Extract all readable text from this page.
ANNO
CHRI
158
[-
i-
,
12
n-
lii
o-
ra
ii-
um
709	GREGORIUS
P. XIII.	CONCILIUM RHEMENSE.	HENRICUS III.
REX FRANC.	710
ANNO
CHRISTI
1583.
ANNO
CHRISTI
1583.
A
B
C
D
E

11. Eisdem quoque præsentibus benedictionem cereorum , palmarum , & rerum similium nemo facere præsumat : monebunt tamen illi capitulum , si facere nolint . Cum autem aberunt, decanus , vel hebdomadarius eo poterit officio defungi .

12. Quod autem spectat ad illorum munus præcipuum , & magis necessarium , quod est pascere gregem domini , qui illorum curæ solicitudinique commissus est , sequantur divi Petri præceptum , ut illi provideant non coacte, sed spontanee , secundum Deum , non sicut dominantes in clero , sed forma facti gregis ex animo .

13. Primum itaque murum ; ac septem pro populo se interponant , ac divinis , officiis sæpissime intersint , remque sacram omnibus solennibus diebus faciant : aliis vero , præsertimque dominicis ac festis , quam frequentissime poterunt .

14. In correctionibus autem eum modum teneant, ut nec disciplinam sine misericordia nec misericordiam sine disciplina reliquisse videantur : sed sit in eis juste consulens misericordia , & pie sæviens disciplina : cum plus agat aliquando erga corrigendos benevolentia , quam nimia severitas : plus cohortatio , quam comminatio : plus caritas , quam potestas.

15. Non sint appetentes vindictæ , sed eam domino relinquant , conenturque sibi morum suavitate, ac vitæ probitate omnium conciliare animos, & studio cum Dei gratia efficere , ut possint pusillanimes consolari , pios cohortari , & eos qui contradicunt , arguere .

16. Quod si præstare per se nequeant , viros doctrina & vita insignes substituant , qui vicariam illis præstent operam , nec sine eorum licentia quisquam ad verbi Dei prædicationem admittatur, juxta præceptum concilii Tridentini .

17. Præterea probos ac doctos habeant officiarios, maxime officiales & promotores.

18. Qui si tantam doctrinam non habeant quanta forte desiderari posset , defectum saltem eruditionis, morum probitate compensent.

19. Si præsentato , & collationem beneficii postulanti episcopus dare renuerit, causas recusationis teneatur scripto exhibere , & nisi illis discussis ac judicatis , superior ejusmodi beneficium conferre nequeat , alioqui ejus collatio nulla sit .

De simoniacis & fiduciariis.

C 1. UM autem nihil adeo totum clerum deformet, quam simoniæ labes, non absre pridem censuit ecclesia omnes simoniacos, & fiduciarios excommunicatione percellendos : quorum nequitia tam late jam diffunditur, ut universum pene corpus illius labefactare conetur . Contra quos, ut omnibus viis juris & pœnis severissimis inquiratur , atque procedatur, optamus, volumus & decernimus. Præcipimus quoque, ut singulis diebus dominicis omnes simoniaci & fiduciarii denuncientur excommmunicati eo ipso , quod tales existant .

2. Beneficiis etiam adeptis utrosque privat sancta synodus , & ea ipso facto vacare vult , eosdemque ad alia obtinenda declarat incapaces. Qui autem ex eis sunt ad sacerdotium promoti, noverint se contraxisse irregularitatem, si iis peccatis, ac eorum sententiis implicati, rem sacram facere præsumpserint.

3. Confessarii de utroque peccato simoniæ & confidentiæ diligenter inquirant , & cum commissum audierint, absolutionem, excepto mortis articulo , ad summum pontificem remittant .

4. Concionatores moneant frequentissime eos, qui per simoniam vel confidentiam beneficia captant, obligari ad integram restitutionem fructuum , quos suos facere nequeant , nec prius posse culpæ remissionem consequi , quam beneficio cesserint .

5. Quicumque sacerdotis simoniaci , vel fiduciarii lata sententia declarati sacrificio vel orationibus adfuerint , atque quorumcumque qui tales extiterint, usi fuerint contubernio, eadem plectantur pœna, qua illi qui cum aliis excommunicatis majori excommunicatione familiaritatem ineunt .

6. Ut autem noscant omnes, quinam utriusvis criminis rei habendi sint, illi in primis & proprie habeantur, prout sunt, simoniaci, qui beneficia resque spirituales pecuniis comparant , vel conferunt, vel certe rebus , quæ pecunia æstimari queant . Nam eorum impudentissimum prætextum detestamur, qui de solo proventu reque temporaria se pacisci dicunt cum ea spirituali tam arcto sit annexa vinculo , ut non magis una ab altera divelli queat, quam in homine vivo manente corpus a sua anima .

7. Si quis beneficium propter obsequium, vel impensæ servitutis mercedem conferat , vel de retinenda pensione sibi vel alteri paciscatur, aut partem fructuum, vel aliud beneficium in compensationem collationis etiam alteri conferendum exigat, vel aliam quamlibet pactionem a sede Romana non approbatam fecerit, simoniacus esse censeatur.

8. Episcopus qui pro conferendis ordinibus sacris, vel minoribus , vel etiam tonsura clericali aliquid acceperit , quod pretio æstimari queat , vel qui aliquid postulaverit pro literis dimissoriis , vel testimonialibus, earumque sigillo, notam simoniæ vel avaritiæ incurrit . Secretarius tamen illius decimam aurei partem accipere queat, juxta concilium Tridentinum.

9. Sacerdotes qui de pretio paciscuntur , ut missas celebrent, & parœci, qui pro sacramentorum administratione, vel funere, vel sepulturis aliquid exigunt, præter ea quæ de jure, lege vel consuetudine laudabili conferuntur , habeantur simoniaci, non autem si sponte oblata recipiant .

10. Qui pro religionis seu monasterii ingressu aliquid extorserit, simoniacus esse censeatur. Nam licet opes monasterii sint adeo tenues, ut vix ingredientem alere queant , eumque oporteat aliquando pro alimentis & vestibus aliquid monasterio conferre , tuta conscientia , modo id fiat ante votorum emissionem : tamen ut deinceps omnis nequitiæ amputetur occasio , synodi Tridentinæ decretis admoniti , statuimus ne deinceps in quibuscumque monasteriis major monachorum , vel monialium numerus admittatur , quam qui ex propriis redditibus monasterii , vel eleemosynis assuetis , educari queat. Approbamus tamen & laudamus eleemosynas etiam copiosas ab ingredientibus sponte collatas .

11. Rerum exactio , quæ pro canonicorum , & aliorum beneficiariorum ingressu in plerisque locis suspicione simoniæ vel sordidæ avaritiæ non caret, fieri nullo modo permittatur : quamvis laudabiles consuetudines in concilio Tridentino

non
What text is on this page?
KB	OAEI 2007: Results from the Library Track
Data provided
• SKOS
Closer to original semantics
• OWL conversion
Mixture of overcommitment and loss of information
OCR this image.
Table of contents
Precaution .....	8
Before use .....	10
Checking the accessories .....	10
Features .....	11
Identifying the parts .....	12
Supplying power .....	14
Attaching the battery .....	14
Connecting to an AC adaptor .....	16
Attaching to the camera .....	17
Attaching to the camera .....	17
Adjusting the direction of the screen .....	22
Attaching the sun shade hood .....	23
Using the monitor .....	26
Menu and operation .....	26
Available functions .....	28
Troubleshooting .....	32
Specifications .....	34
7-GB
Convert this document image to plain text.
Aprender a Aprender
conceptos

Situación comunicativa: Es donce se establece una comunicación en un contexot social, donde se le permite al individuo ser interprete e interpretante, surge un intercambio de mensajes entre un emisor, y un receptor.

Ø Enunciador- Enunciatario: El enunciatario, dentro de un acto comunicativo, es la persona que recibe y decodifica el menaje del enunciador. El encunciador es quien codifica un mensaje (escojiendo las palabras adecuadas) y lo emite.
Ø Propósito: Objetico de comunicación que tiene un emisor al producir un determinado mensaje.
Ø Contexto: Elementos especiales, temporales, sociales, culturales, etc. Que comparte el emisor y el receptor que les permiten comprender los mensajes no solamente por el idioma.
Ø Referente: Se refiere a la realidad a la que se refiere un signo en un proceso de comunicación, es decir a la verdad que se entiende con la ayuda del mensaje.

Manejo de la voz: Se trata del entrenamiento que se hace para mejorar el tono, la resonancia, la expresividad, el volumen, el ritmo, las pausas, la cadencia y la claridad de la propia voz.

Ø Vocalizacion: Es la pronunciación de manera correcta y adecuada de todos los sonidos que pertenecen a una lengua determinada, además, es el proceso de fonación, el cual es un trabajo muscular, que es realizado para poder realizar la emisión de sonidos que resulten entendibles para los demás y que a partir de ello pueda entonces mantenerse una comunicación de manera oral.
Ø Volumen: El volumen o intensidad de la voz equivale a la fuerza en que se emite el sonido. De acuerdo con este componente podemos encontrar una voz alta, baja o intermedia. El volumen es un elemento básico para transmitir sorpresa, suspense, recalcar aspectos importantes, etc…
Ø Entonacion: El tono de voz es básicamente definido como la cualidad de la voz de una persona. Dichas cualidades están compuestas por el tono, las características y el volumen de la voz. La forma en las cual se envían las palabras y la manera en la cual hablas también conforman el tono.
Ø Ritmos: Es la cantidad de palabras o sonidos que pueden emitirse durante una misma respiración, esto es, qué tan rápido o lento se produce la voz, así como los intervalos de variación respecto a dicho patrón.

§ WRITTEN TASK:
From the listing, copy every line where the string "frequentissime" appears.

§ REPLY TO THE TASK:
13. Primum itaque murum ; ac septem pro populo se interponant , ac divinis , officiis sæpissime intersint , remque sacram omnibus solennibus diebus faciant : aliis vero , præsertimque dominicis ac festis , quam frequentissime poterunt .
4. Concionatores moneant frequentissime eos, qui per simoniam vel confidentiam beneficia captant, obligari ad integram restitutionem fructuum , quos suos facere nequeant , nec prius posse culpæ remissionem consequi , quam beneficio cesserint .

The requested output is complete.